-- start DATA PROVIDED --

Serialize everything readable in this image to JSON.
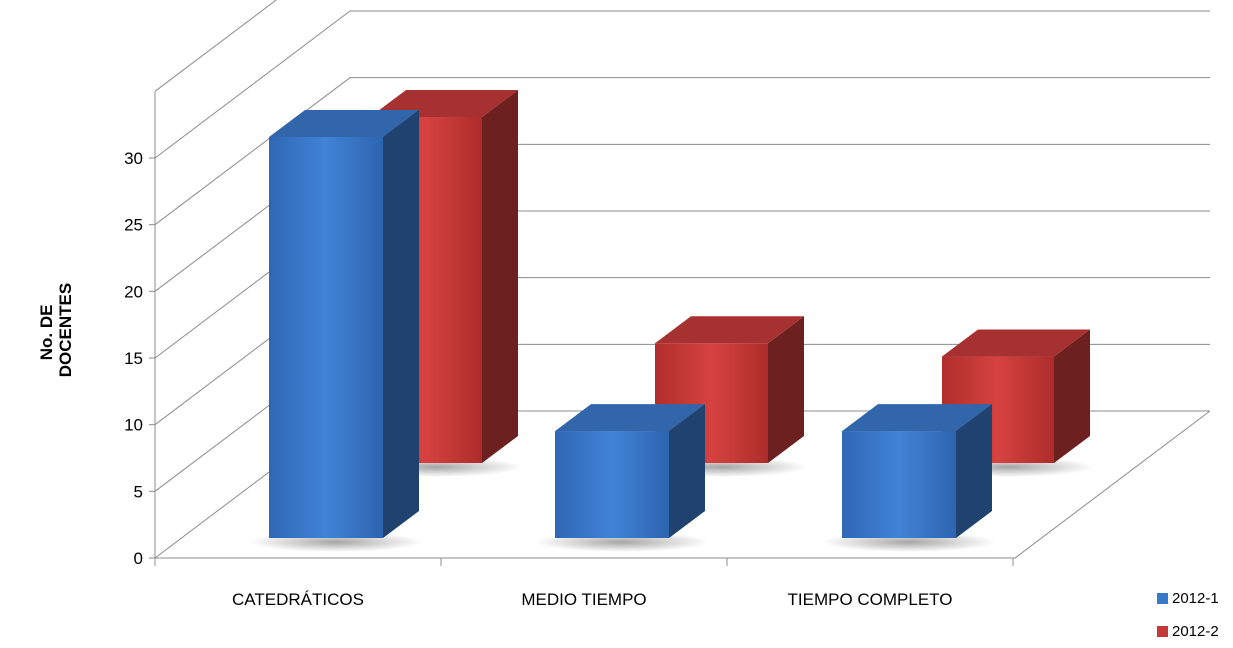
{
  "chart_data": {
    "type": "bar",
    "title": "",
    "xlabel": "",
    "ylabel_lines": [
      "No. DE",
      "DOCENTES"
    ],
    "categories": [
      "CATEDRÁTICOS",
      "MEDIO TIEMPO",
      "TIEMPO COMPLETO"
    ],
    "series": [
      {
        "name": "2012-1",
        "values": [
          30,
          8,
          8
        ],
        "color": "#3a78c9"
      },
      {
        "name": "2012-2",
        "values": [
          26,
          9,
          8
        ],
        "color": "#c53a38"
      }
    ],
    "ylim": [
      0,
      30
    ],
    "yticks": [
      "0",
      "5",
      "10",
      "15",
      "20",
      "25",
      "30"
    ],
    "grid": true,
    "legend": "bottom-right",
    "style": "3d-clustered-column"
  }
}
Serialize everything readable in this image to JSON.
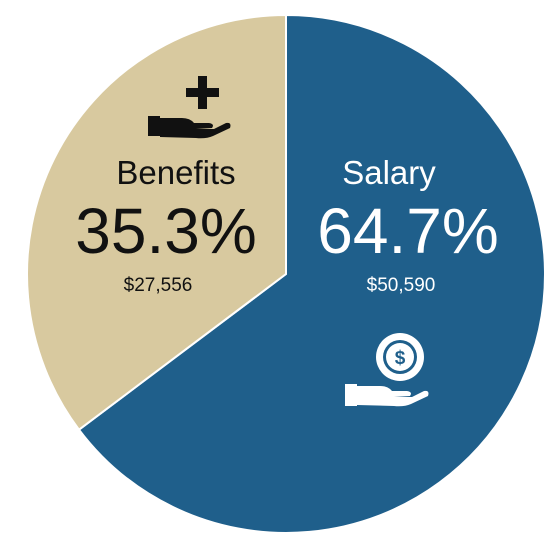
{
  "chart_data": {
    "type": "pie",
    "slices": [
      {
        "label": "Salary",
        "value": 50590,
        "percent_label": "64.7%",
        "amount_label": "$50,590",
        "color": "#1f5f8b",
        "icon": "money-hand-icon"
      },
      {
        "label": "Benefits",
        "value": 27556,
        "percent_label": "35.3%",
        "amount_label": "$27,556",
        "color": "#d8c99f",
        "icon": "medical-hand-icon"
      }
    ],
    "title": ""
  }
}
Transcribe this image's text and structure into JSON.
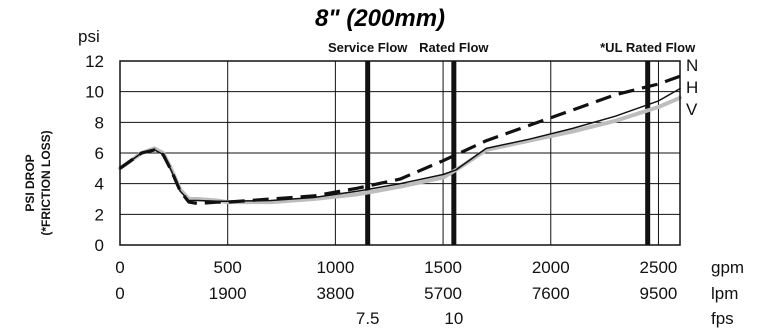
{
  "chart_data": {
    "type": "line",
    "title": "8\" (200mm)",
    "y_unit": "psi",
    "ylabel_lines": [
      "PSI DROP",
      "(*FRICTION LOSS)"
    ],
    "xlim": [
      0,
      2600
    ],
    "ylim": [
      0,
      12
    ],
    "y_ticks": [
      "0",
      "2",
      "4",
      "6",
      "8",
      "10",
      "12"
    ],
    "grid": true,
    "x_axes": [
      {
        "unit": "gpm",
        "ticks": [
          {
            "x": 0,
            "label": "0"
          },
          {
            "x": 500,
            "label": "500"
          },
          {
            "x": 1000,
            "label": "1000"
          },
          {
            "x": 1500,
            "label": "1500"
          },
          {
            "x": 2000,
            "label": "2000"
          },
          {
            "x": 2500,
            "label": "2500"
          }
        ]
      },
      {
        "unit": "lpm",
        "ticks": [
          {
            "x": 0,
            "label": "0"
          },
          {
            "x": 500,
            "label": "1900"
          },
          {
            "x": 1000,
            "label": "3800"
          },
          {
            "x": 1500,
            "label": "5700"
          },
          {
            "x": 2000,
            "label": "7600"
          },
          {
            "x": 2500,
            "label": "9500"
          }
        ]
      },
      {
        "unit": "fps",
        "ticks": [
          {
            "x": 1150,
            "label": "7.5"
          },
          {
            "x": 1550,
            "label": "10"
          }
        ]
      }
    ],
    "flow_markers": [
      {
        "label": "Service Flow",
        "x": 1150
      },
      {
        "label": "Rated Flow",
        "x": 1550
      },
      {
        "label": "*UL Rated Flow",
        "x": 2450
      }
    ],
    "series": [
      {
        "name": "N",
        "style": "dashed",
        "color": "#111111",
        "x": [
          0,
          50,
          100,
          160,
          200,
          240,
          280,
          320,
          360,
          450,
          500,
          700,
          900,
          1100,
          1300,
          1500,
          1700,
          1900,
          2100,
          2300,
          2500,
          2600
        ],
        "y": [
          5.0,
          5.5,
          6.0,
          6.2,
          5.9,
          4.8,
          3.5,
          2.8,
          2.7,
          2.8,
          2.8,
          3.0,
          3.2,
          3.7,
          4.3,
          5.5,
          6.8,
          7.8,
          8.8,
          9.8,
          10.5,
          11.0
        ]
      },
      {
        "name": "H",
        "style": "solid",
        "color": "#111111",
        "x": [
          0,
          50,
          100,
          160,
          200,
          240,
          280,
          320,
          360,
          450,
          500,
          700,
          900,
          1100,
          1300,
          1500,
          1560,
          1700,
          1900,
          2100,
          2300,
          2500,
          2600
        ],
        "y": [
          5.0,
          5.5,
          6.0,
          6.2,
          5.9,
          4.8,
          3.5,
          2.9,
          2.9,
          2.85,
          2.85,
          2.9,
          3.1,
          3.5,
          4.0,
          4.6,
          4.9,
          6.3,
          6.9,
          7.6,
          8.4,
          9.4,
          10.2
        ]
      },
      {
        "name": "V",
        "style": "solid-thick",
        "color": "#bdbdbd",
        "x": [
          0,
          50,
          100,
          160,
          200,
          240,
          280,
          320,
          360,
          450,
          500,
          700,
          900,
          1100,
          1300,
          1500,
          1560,
          1700,
          1900,
          2100,
          2300,
          2500,
          2600
        ],
        "y": [
          5.0,
          5.5,
          6.0,
          6.3,
          6.0,
          4.9,
          3.6,
          3.0,
          3.0,
          2.9,
          2.8,
          2.8,
          3.0,
          3.3,
          3.8,
          4.4,
          4.9,
          6.2,
          6.8,
          7.4,
          8.1,
          9.0,
          9.6
        ]
      }
    ]
  }
}
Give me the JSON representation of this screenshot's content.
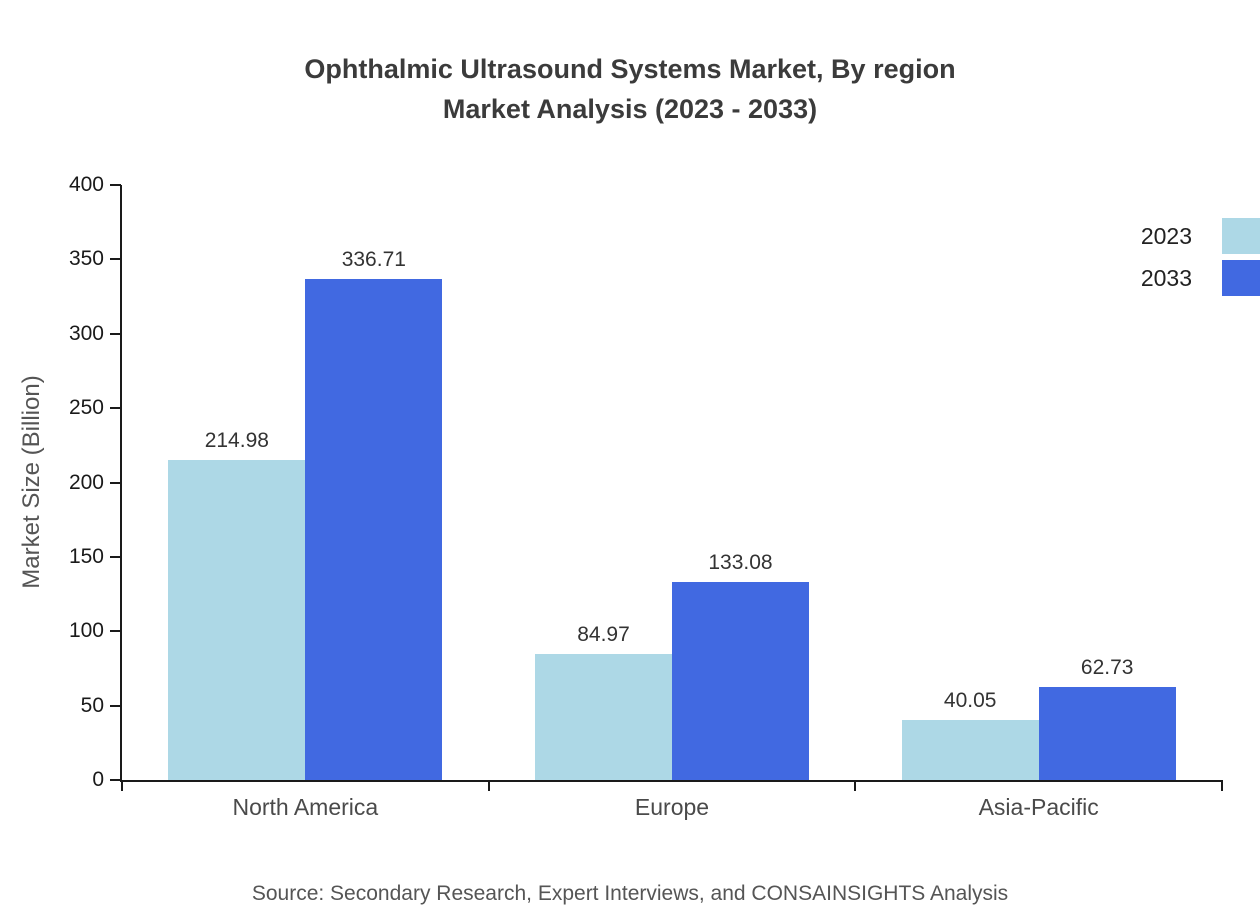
{
  "title": "Ophthalmic Ultrasound Systems Market, By region\nMarket Analysis (2023 - 2033)",
  "source": "Source: Secondary Research, Expert Interviews, and CONSAINSIGHTS Analysis",
  "chart_data": {
    "type": "bar",
    "title": "Ophthalmic Ultrasound Systems Market, By region Market Analysis (2023 - 2033)",
    "categories": [
      "North America",
      "Europe",
      "Asia-Pacific"
    ],
    "series": [
      {
        "name": "2023",
        "color": "#add8e6",
        "values": [
          214.98,
          84.97,
          40.05
        ]
      },
      {
        "name": "2033",
        "color": "#4169e1",
        "values": [
          336.71,
          133.08,
          62.73
        ]
      }
    ],
    "xlabel": "",
    "ylabel": "Market Size (Billion)",
    "ylim": [
      0,
      400
    ],
    "ytick_step": 50,
    "grid": false,
    "legend_position": "top-right",
    "value_labels": true
  }
}
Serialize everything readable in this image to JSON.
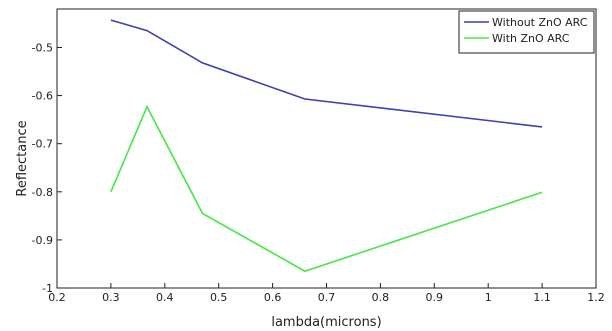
{
  "chart_data": {
    "type": "line",
    "title": "",
    "xlabel": "lambda(microns)",
    "ylabel": "Reflectance",
    "xlim": [
      0.2,
      1.2
    ],
    "ylim": [
      -1.0,
      -0.42
    ],
    "x_ticks": [
      0.2,
      0.3,
      0.4,
      0.5,
      0.6,
      0.7,
      0.8,
      0.9,
      1.0,
      1.1,
      1.2
    ],
    "x_tick_labels": [
      "0.2",
      "0.3",
      "0.4",
      "0.5",
      "0.6",
      "0.7",
      "0.8",
      "0.9",
      "1",
      "1.1",
      "1.2"
    ],
    "y_ticks": [
      -1.0,
      -0.9,
      -0.8,
      -0.7,
      -0.6,
      -0.5
    ],
    "y_tick_labels": [
      "-1",
      "-0.9",
      "-0.8",
      "-0.7",
      "-0.6",
      "-0.5"
    ],
    "grid": false,
    "legend_position": "top-right",
    "series": [
      {
        "name": "Without ZnO ARC",
        "color": "#3f3fb0",
        "x": [
          0.3,
          0.367,
          0.47,
          0.66,
          1.1
        ],
        "y": [
          -0.443,
          -0.465,
          -0.532,
          -0.607,
          -0.665
        ]
      },
      {
        "name": "With ZnO ARC",
        "color": "#44e844",
        "x": [
          0.3,
          0.367,
          0.47,
          0.66,
          1.1
        ],
        "y": [
          -0.8,
          -0.623,
          -0.845,
          -0.965,
          -0.801
        ]
      }
    ]
  }
}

-- end DATA PROVIDED --

The records above are to be restated exactly, without their pictures.

- **EXERCISE ANSWER**:
Serialize everything readable in this image to JSON.
{
  "chart_data": {
    "type": "bar",
    "title": "",
    "xlabel": "",
    "ylabel_lines": [
      "No. DE",
      "DOCENTES"
    ],
    "categories": [
      "CATEDRÁTICOS",
      "MEDIO TIEMPO",
      "TIEMPO COMPLETO"
    ],
    "series": [
      {
        "name": "2012-1",
        "values": [
          30,
          8,
          8
        ],
        "color": "#3a78c9"
      },
      {
        "name": "2012-2",
        "values": [
          26,
          9,
          8
        ],
        "color": "#c53a38"
      }
    ],
    "ylim": [
      0,
      30
    ],
    "yticks": [
      "0",
      "5",
      "10",
      "15",
      "20",
      "25",
      "30"
    ],
    "grid": true,
    "legend": "bottom-right",
    "style": "3d-clustered-column"
  }
}
Serialize everything readable in this image to JSON.
{
  "chart_data": {
    "type": "pie",
    "slices": [
      {
        "label": "Salary",
        "value": 50590,
        "percent_label": "64.7%",
        "amount_label": "$50,590",
        "color": "#1f5f8b",
        "icon": "money-hand-icon"
      },
      {
        "label": "Benefits",
        "value": 27556,
        "percent_label": "35.3%",
        "amount_label": "$27,556",
        "color": "#d8c99f",
        "icon": "medical-hand-icon"
      }
    ],
    "title": ""
  }
}
Transcribe this image's text and structure into JSON.
{
  "chart_data": {
    "type": "line",
    "title": "8\" (200mm)",
    "y_unit": "psi",
    "ylabel_lines": [
      "PSI DROP",
      "(*FRICTION LOSS)"
    ],
    "xlim": [
      0,
      2600
    ],
    "ylim": [
      0,
      12
    ],
    "y_ticks": [
      "0",
      "2",
      "4",
      "6",
      "8",
      "10",
      "12"
    ],
    "grid": true,
    "x_axes": [
      {
        "unit": "gpm",
        "ticks": [
          {
            "x": 0,
            "label": "0"
          },
          {
            "x": 500,
            "label": "500"
          },
          {
            "x": 1000,
            "label": "1000"
          },
          {
            "x": 1500,
            "label": "1500"
          },
          {
            "x": 2000,
            "label": "2000"
          },
          {
            "x": 2500,
            "label": "2500"
          }
        ]
      },
      {
        "unit": "lpm",
        "ticks": [
          {
            "x": 0,
            "label": "0"
          },
          {
            "x": 500,
            "label": "1900"
          },
          {
            "x": 1000,
            "label": "3800"
          },
          {
            "x": 1500,
            "label": "5700"
          },
          {
            "x": 2000,
            "label": "7600"
          },
          {
            "x": 2500,
            "label": "9500"
          }
        ]
      },
      {
        "unit": "fps",
        "ticks": [
          {
            "x": 1150,
            "label": "7.5"
          },
          {
            "x": 1550,
            "label": "10"
          }
        ]
      }
    ],
    "flow_markers": [
      {
        "label": "Service Flow",
        "x": 1150
      },
      {
        "label": "Rated Flow",
        "x": 1550
      },
      {
        "label": "*UL Rated Flow",
        "x": 2450
      }
    ],
    "series": [
      {
        "name": "N",
        "style": "dashed",
        "color": "#111111",
        "x": [
          0,
          50,
          100,
          160,
          200,
          240,
          280,
          320,
          360,
          450,
          500,
          700,
          900,
          1100,
          1300,
          1500,
          1700,
          1900,
          2100,
          2300,
          2500,
          2600
        ],
        "y": [
          5.0,
          5.5,
          6.0,
          6.2,
          5.9,
          4.8,
          3.5,
          2.8,
          2.7,
          2.8,
          2.8,
          3.0,
          3.2,
          3.7,
          4.3,
          5.5,
          6.8,
          7.8,
          8.8,
          9.8,
          10.5,
          11.0
        ]
      },
      {
        "name": "H",
        "style": "solid",
        "color": "#111111",
        "x": [
          0,
          50,
          100,
          160,
          200,
          240,
          280,
          320,
          360,
          450,
          500,
          700,
          900,
          1100,
          1300,
          1500,
          1560,
          1700,
          1900,
          2100,
          2300,
          2500,
          2600
        ],
        "y": [
          5.0,
          5.5,
          6.0,
          6.2,
          5.9,
          4.8,
          3.5,
          2.9,
          2.9,
          2.85,
          2.85,
          2.9,
          3.1,
          3.5,
          4.0,
          4.6,
          4.9,
          6.3,
          6.9,
          7.6,
          8.4,
          9.4,
          10.2
        ]
      },
      {
        "name": "V",
        "style": "solid-thick",
        "color": "#bdbdbd",
        "x": [
          0,
          50,
          100,
          160,
          200,
          240,
          280,
          320,
          360,
          450,
          500,
          700,
          900,
          1100,
          1300,
          1500,
          1560,
          1700,
          1900,
          2100,
          2300,
          2500,
          2600
        ],
        "y": [
          5.0,
          5.5,
          6.0,
          6.3,
          6.0,
          4.9,
          3.6,
          3.0,
          3.0,
          2.9,
          2.8,
          2.8,
          3.0,
          3.3,
          3.8,
          4.4,
          4.9,
          6.2,
          6.8,
          7.4,
          8.1,
          9.0,
          9.6
        ]
      }
    ]
  }
}
Give me the JSON representation of this screenshot's content.
{
  "title": "Ophthalmic Ultrasound Systems Market, By region\nMarket Analysis (2023 - 2033)",
  "source": "Source: Secondary Research, Expert Interviews, and CONSAINSIGHTS Analysis",
  "chart_data": {
    "type": "bar",
    "title": "Ophthalmic Ultrasound Systems Market, By region Market Analysis (2023 - 2033)",
    "categories": [
      "North America",
      "Europe",
      "Asia-Pacific"
    ],
    "series": [
      {
        "name": "2023",
        "color": "#add8e6",
        "values": [
          214.98,
          84.97,
          40.05
        ]
      },
      {
        "name": "2033",
        "color": "#4169e1",
        "values": [
          336.71,
          133.08,
          62.73
        ]
      }
    ],
    "xlabel": "",
    "ylabel": "Market Size (Billion)",
    "ylim": [
      0,
      400
    ],
    "ytick_step": 50,
    "grid": false,
    "legend_position": "top-right",
    "value_labels": true
  }
}
Serialize everything readable in this image to JSON.
{
  "chart_data": {
    "type": "line",
    "title": "",
    "xlabel": "lambda(microns)",
    "ylabel": "Reflectance",
    "xlim": [
      0.2,
      1.2
    ],
    "ylim": [
      -1.0,
      -0.42
    ],
    "x_ticks": [
      0.2,
      0.3,
      0.4,
      0.5,
      0.6,
      0.7,
      0.8,
      0.9,
      1.0,
      1.1,
      1.2
    ],
    "x_tick_labels": [
      "0.2",
      "0.3",
      "0.4",
      "0.5",
      "0.6",
      "0.7",
      "0.8",
      "0.9",
      "1",
      "1.1",
      "1.2"
    ],
    "y_ticks": [
      -1.0,
      -0.9,
      -0.8,
      -0.7,
      -0.6,
      -0.5
    ],
    "y_tick_labels": [
      "-1",
      "-0.9",
      "-0.8",
      "-0.7",
      "-0.6",
      "-0.5"
    ],
    "grid": false,
    "legend_position": "top-right",
    "series": [
      {
        "name": "Without ZnO ARC",
        "color": "#3f3fb0",
        "x": [
          0.3,
          0.367,
          0.47,
          0.66,
          1.1
        ],
        "y": [
          -0.443,
          -0.465,
          -0.532,
          -0.607,
          -0.665
        ]
      },
      {
        "name": "With ZnO ARC",
        "color": "#44e844",
        "x": [
          0.3,
          0.367,
          0.47,
          0.66,
          1.1
        ],
        "y": [
          -0.8,
          -0.623,
          -0.845,
          -0.965,
          -0.801
        ]
      }
    ]
  }
}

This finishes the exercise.